# START OF Data provided

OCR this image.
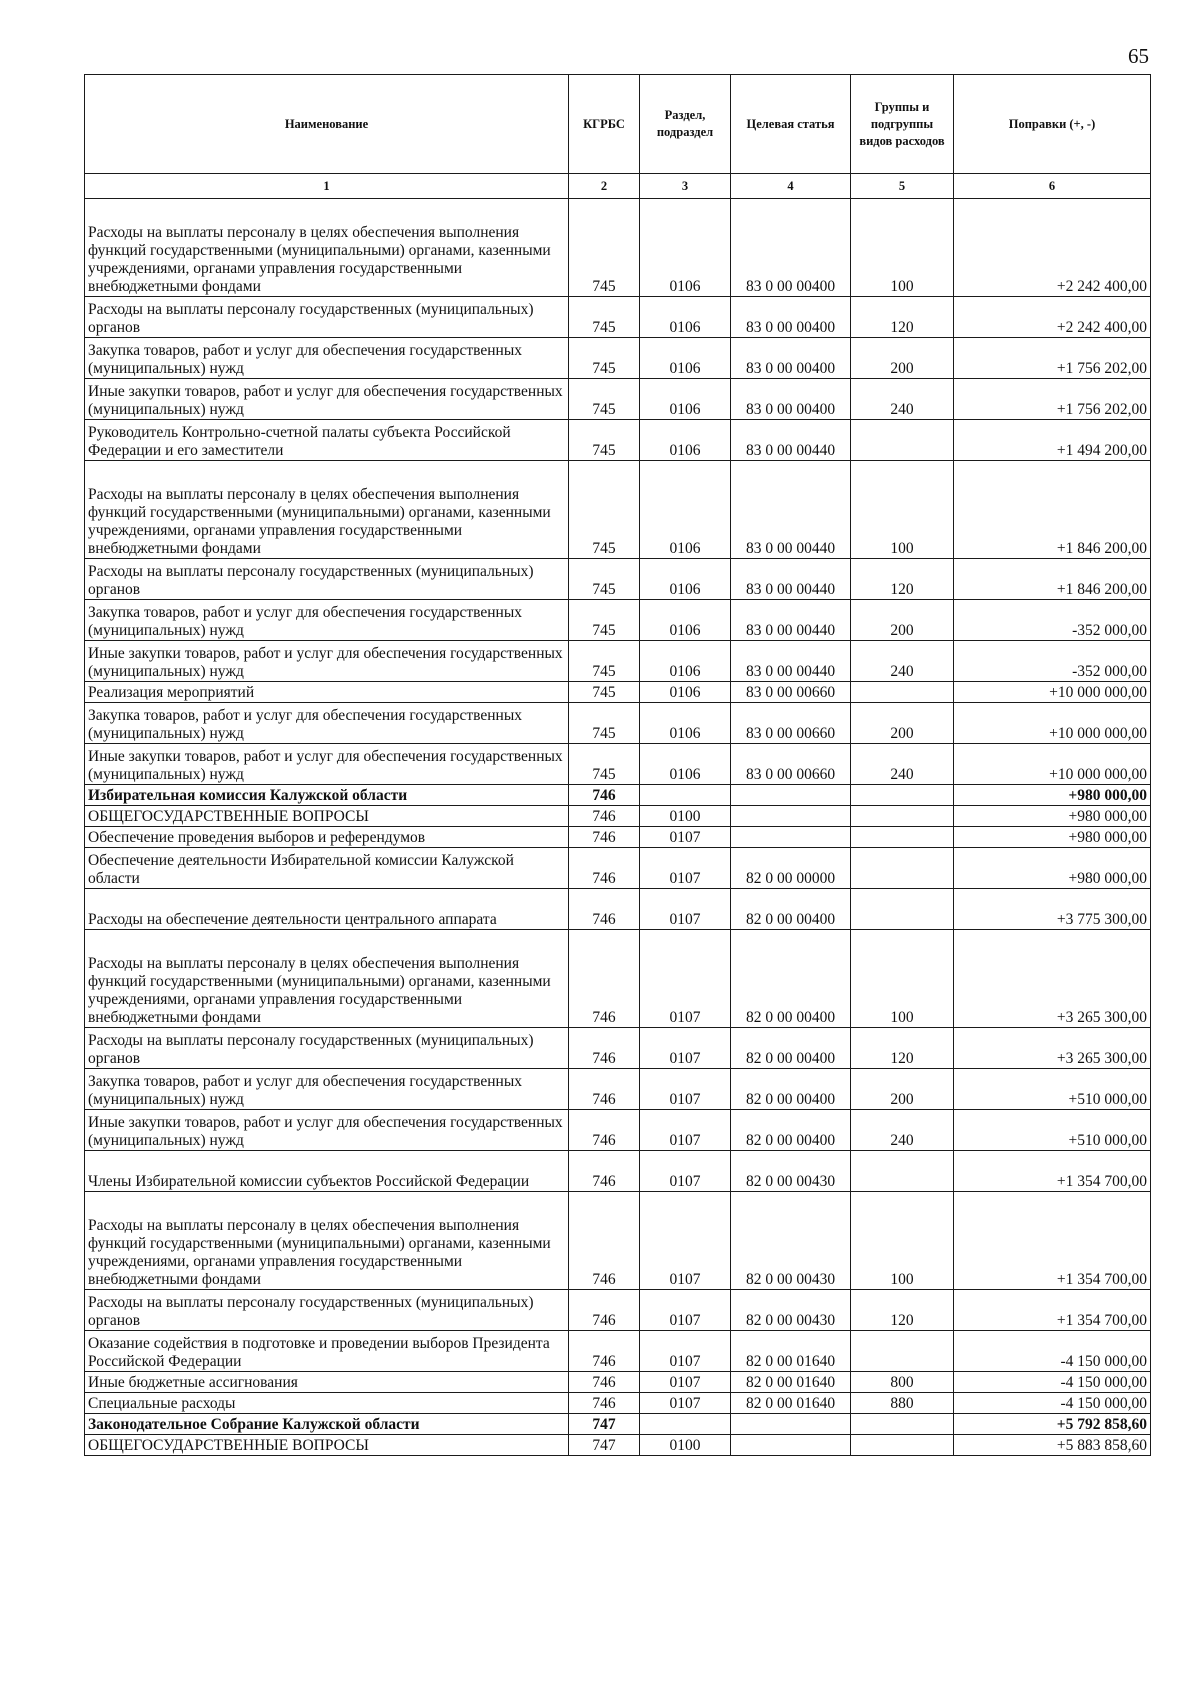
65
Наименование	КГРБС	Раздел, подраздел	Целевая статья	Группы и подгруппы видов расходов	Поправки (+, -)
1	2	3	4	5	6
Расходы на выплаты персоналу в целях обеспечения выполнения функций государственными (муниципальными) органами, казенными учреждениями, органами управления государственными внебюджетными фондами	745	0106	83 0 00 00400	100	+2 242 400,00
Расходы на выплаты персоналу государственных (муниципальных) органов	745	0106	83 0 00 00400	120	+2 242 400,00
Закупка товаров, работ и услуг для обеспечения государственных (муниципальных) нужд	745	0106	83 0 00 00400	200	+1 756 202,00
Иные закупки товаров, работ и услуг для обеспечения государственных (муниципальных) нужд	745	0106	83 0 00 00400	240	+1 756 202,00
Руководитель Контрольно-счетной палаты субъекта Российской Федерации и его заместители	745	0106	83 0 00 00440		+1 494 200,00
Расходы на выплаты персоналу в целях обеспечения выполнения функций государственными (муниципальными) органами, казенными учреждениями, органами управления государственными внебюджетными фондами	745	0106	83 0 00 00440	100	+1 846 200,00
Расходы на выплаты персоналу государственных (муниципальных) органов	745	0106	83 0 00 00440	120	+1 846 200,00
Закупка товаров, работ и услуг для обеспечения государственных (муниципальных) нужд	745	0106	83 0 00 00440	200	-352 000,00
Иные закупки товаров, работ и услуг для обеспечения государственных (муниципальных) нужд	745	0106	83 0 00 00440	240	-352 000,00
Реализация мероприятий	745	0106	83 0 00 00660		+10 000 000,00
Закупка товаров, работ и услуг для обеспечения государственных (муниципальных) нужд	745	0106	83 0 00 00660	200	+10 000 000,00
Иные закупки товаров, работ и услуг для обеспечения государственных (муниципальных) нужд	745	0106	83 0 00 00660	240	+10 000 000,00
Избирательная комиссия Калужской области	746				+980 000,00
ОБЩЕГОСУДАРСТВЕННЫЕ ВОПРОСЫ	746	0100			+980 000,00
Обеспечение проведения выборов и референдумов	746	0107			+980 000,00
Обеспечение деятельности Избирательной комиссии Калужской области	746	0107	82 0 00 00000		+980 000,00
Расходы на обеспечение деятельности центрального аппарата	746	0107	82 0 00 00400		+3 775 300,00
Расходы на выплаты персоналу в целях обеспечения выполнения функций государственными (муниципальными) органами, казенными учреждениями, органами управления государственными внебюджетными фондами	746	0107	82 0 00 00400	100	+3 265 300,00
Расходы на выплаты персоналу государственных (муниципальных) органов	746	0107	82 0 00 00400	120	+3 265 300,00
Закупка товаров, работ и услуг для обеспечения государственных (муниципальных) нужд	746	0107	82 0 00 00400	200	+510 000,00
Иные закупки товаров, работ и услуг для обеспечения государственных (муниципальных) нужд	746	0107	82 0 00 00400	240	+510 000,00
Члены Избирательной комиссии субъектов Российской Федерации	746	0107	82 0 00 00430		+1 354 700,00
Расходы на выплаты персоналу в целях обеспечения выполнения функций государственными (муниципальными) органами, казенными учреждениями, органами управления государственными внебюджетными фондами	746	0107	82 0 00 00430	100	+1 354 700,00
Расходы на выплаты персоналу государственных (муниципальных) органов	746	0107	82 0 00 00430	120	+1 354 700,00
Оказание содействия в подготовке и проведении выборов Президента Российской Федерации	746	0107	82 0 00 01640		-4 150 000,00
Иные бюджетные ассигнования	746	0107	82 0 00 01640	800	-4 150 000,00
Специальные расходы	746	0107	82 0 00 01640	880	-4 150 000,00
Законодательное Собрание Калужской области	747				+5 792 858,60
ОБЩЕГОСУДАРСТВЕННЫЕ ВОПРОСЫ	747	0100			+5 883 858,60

# END OF Data provided

# Written instruction:
Transcribe the records above exactly, leaving out every picture.

# The answer:
OCR this image.
65
Наименование	КГРБС	Раздел, подраздел	Целевая статья	Группы и подгруппы видов расходов	Поправки (+, -)
1	2	3	4	5	6
Расходы на выплаты персоналу в целях обеспечения выполнения функций государственными (муниципальными) органами, казенными учреждениями, органами управления государственными внебюджетными фондами	745	0106	83 0 00 00400	100	+2 242 400,00
Расходы на выплаты персоналу государственных (муниципальных) органов	745	0106	83 0 00 00400	120	+2 242 400,00
Закупка товаров, работ и услуг для обеспечения государственных (муниципальных) нужд	745	0106	83 0 00 00400	200	+1 756 202,00
Иные закупки товаров, работ и услуг для обеспечения государственных (муниципальных) нужд	745	0106	83 0 00 00400	240	+1 756 202,00
Руководитель Контрольно-счетной палаты субъекта Российской Федерации и его заместители	745	0106	83 0 00 00440		+1 494 200,00
Расходы на выплаты персоналу в целях обеспечения выполнения функций государственными (муниципальными) органами, казенными учреждениями, органами управления государственными внебюджетными фондами	745	0106	83 0 00 00440	100	+1 846 200,00
Расходы на выплаты персоналу государственных (муниципальных) органов	745	0106	83 0 00 00440	120	+1 846 200,00
Закупка товаров, работ и услуг для обеспечения государственных (муниципальных) нужд	745	0106	83 0 00 00440	200	-352 000,00
Иные закупки товаров, работ и услуг для обеспечения государственных (муниципальных) нужд	745	0106	83 0 00 00440	240	-352 000,00
Реализация мероприятий	745	0106	83 0 00 00660		+10 000 000,00
Закупка товаров, работ и услуг для обеспечения государственных (муниципальных) нужд	745	0106	83 0 00 00660	200	+10 000 000,00
Иные закупки товаров, работ и услуг для обеспечения государственных (муниципальных) нужд	745	0106	83 0 00 00660	240	+10 000 000,00
Избирательная комиссия Калужской области	746				+980 000,00
ОБЩЕГОСУДАРСТВЕННЫЕ ВОПРОСЫ	746	0100			+980 000,00
Обеспечение проведения выборов и референдумов	746	0107			+980 000,00
Обеспечение деятельности Избирательной комиссии Калужской области	746	0107	82 0 00 00000		+980 000,00
Расходы на обеспечение деятельности центрального аппарата	746	0107	82 0 00 00400		+3 775 300,00
Расходы на выплаты персоналу в целях обеспечения выполнения функций государственными (муниципальными) органами, казенными учреждениями, органами управления государственными внебюджетными фондами	746	0107	82 0 00 00400	100	+3 265 300,00
Расходы на выплаты персоналу государственных (муниципальных) органов	746	0107	82 0 00 00400	120	+3 265 300,00
Закупка товаров, работ и услуг для обеспечения государственных (муниципальных) нужд	746	0107	82 0 00 00400	200	+510 000,00
Иные закупки товаров, работ и услуг для обеспечения государственных (муниципальных) нужд	746	0107	82 0 00 00400	240	+510 000,00
Члены Избирательной комиссии субъектов Российской Федерации	746	0107	82 0 00 00430		+1 354 700,00
Расходы на выплаты персоналу в целях обеспечения выполнения функций государственными (муниципальными) органами, казенными учреждениями, органами управления государственными внебюджетными фондами	746	0107	82 0 00 00430	100	+1 354 700,00
Расходы на выплаты персоналу государственных (муниципальных) органов	746	0107	82 0 00 00430	120	+1 354 700,00
Оказание содействия в подготовке и проведении выборов Президента Российской Федерации	746	0107	82 0 00 01640		-4 150 000,00
Иные бюджетные ассигнования	746	0107	82 0 00 01640	800	-4 150 000,00
Специальные расходы	746	0107	82 0 00 01640	880	-4 150 000,00
Законодательное Собрание Калужской области	747				+5 792 858,60
ОБЩЕГОСУДАРСТВЕННЫЕ ВОПРОСЫ	747	0100			+5 883 858,60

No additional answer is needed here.